### WHAT THE TASK REQUIRES
Select the lines that hold the word "Если" and copy each one.

### DATASET ENTRIES
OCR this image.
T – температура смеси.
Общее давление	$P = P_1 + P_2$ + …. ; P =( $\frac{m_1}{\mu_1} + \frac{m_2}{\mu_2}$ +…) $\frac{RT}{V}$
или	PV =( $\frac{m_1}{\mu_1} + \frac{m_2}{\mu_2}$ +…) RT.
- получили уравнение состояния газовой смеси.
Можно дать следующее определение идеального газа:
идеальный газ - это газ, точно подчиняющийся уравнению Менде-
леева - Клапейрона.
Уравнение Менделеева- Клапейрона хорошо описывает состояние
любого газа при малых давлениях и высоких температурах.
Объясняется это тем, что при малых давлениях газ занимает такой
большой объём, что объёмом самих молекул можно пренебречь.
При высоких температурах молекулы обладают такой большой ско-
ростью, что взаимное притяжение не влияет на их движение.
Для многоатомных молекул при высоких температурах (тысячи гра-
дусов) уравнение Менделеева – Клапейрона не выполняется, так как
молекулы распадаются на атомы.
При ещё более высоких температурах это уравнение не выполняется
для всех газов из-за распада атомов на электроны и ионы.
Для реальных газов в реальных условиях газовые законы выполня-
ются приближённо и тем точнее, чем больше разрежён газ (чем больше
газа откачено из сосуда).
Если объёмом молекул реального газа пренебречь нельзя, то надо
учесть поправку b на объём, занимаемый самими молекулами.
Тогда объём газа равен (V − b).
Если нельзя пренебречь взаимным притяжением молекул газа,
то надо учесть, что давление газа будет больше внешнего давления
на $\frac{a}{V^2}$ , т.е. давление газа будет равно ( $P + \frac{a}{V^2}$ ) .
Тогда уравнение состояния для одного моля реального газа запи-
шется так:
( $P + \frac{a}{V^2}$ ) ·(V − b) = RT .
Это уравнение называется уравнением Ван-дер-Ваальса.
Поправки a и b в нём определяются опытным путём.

### EXERCISE SOLUTION
Если объёмом молекул реального газа пренебречь нельзя, то надо
Если нельзя пренебречь взаимным притяжением молекул газа,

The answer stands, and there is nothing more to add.